TASK STATEMENT:
Return every line of the records below verbatim, with no pictures in the copy.

A run of records:
-- START --

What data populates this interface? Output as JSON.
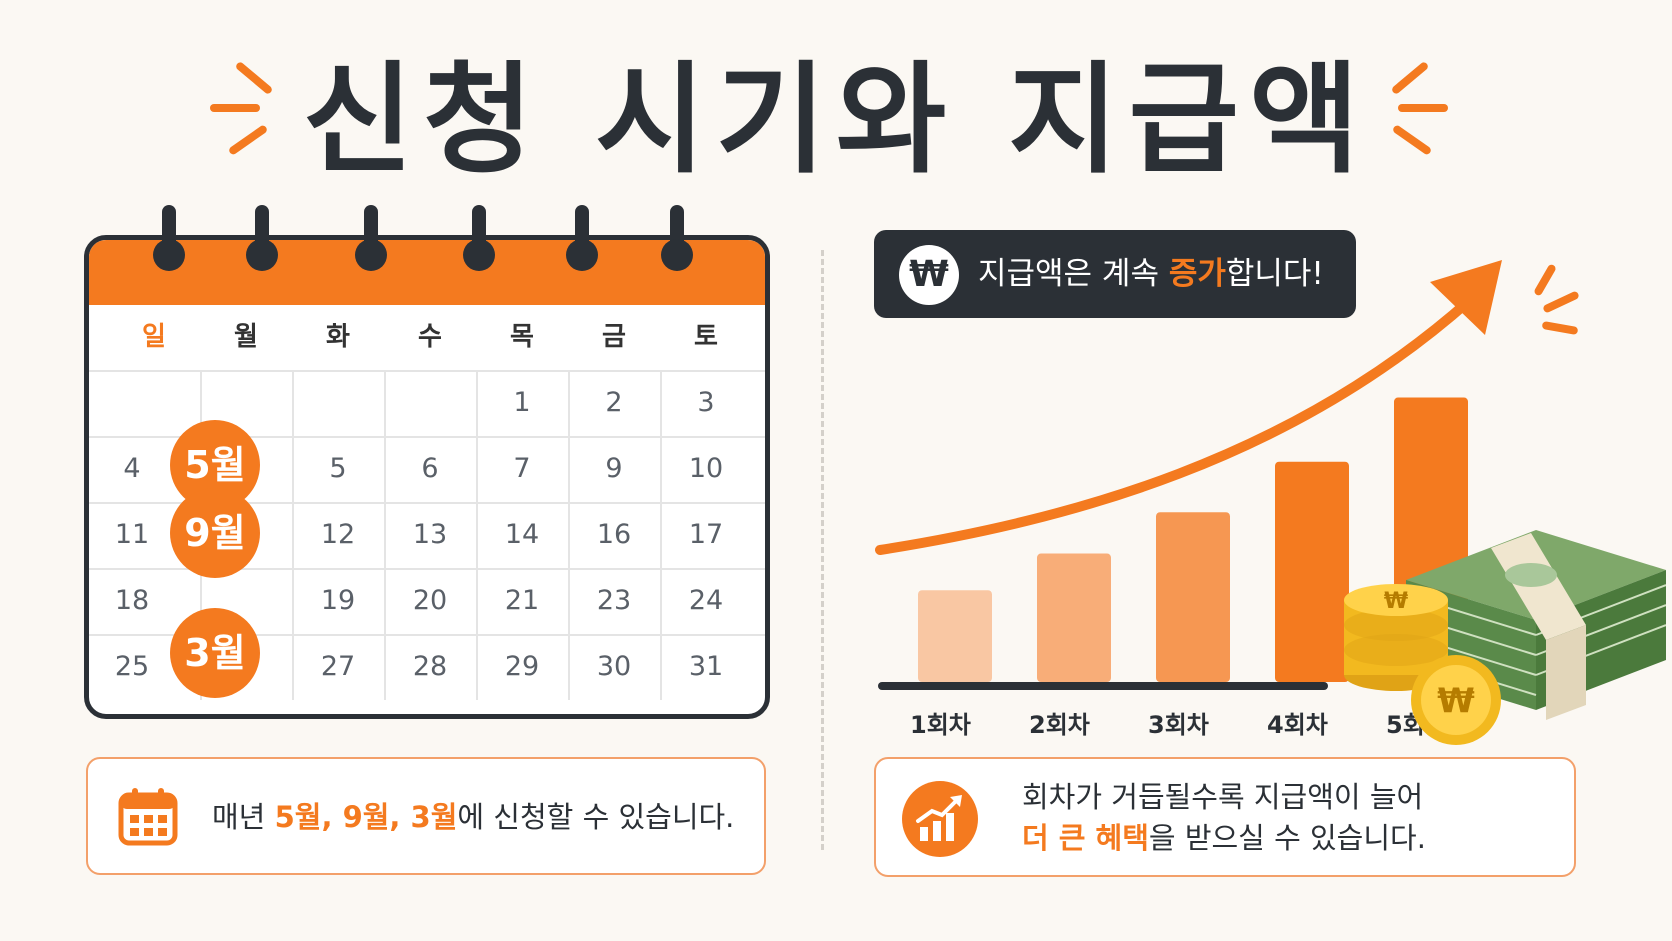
{
  "title": "신청 시기와 지급액",
  "calendar": {
    "weekdays": [
      "일",
      "월",
      "화",
      "수",
      "목",
      "금",
      "토"
    ],
    "rows": [
      [
        "",
        "",
        "",
        "",
        "1",
        "2",
        "3"
      ],
      [
        "4",
        "",
        "5",
        "6",
        "7",
        "9",
        "10"
      ],
      [
        "11",
        "",
        "12",
        "13",
        "14",
        "16",
        "17"
      ],
      [
        "18",
        "",
        "19",
        "20",
        "21",
        "23",
        "24"
      ],
      [
        "25",
        "",
        "27",
        "28",
        "29",
        "30",
        "31"
      ]
    ],
    "highlight_months": [
      "5월",
      "9월",
      "3월"
    ]
  },
  "schedule_note": {
    "prefix": "매년 ",
    "months_text": "5월, 9월, 3월",
    "suffix": "에 신청할 수 있습니다."
  },
  "banner": {
    "icon": "won-coin-icon",
    "currency_symbol": "₩",
    "text_before": "지급액은 계속 ",
    "highlight": "증가",
    "text_after": "합니다!"
  },
  "chart_data": {
    "type": "bar",
    "categories": [
      "1회차",
      "2회차",
      "3회차",
      "4회차",
      "5회차"
    ],
    "values": [
      1,
      1.4,
      1.85,
      2.4,
      3.1
    ],
    "title": "",
    "xlabel": "",
    "ylabel": "",
    "ylim": [
      0,
      3.4
    ],
    "colors": [
      "#f9c7a3",
      "#f8ad78",
      "#f69752",
      "#f47a1f",
      "#f47a1f"
    ],
    "trend_arrow": true
  },
  "benefit_note": {
    "icon": "growth-chart-icon",
    "line1": "회차가 거듭될수록 지급액이 늘어",
    "line2_highlight": "더 큰 혜택",
    "line2_rest": "을 받으실 수 있습니다."
  },
  "colors": {
    "accent": "#f47a1f",
    "dark": "#2b3036",
    "background": "#fbf8f3"
  }
}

-- END --

THE ANSWER:
What data populates this interface? Output as JSON.
{
  "title": "신청 시기와 지급액",
  "calendar": {
    "weekdays": [
      "일",
      "월",
      "화",
      "수",
      "목",
      "금",
      "토"
    ],
    "rows": [
      [
        "",
        "",
        "",
        "",
        "1",
        "2",
        "3"
      ],
      [
        "4",
        "",
        "5",
        "6",
        "7",
        "9",
        "10"
      ],
      [
        "11",
        "",
        "12",
        "13",
        "14",
        "16",
        "17"
      ],
      [
        "18",
        "",
        "19",
        "20",
        "21",
        "23",
        "24"
      ],
      [
        "25",
        "",
        "27",
        "28",
        "29",
        "30",
        "31"
      ]
    ],
    "highlight_months": [
      "5월",
      "9월",
      "3월"
    ]
  },
  "schedule_note": {
    "prefix": "매년 ",
    "months_text": "5월, 9월, 3월",
    "suffix": "에 신청할 수 있습니다."
  },
  "banner": {
    "icon": "won-coin-icon",
    "currency_symbol": "₩",
    "text_before": "지급액은 계속 ",
    "highlight": "증가",
    "text_after": "합니다!"
  },
  "chart_data": {
    "type": "bar",
    "categories": [
      "1회차",
      "2회차",
      "3회차",
      "4회차",
      "5회차"
    ],
    "values": [
      1,
      1.4,
      1.85,
      2.4,
      3.1
    ],
    "title": "",
    "xlabel": "",
    "ylabel": "",
    "ylim": [
      0,
      3.4
    ],
    "colors": [
      "#f9c7a3",
      "#f8ad78",
      "#f69752",
      "#f47a1f",
      "#f47a1f"
    ],
    "trend_arrow": true
  },
  "benefit_note": {
    "icon": "growth-chart-icon",
    "line1": "회차가 거듭될수록 지급액이 늘어",
    "line2_highlight": "더 큰 혜택",
    "line2_rest": "을 받으실 수 있습니다."
  },
  "colors": {
    "accent": "#f47a1f",
    "dark": "#2b3036",
    "background": "#fbf8f3"
  }
}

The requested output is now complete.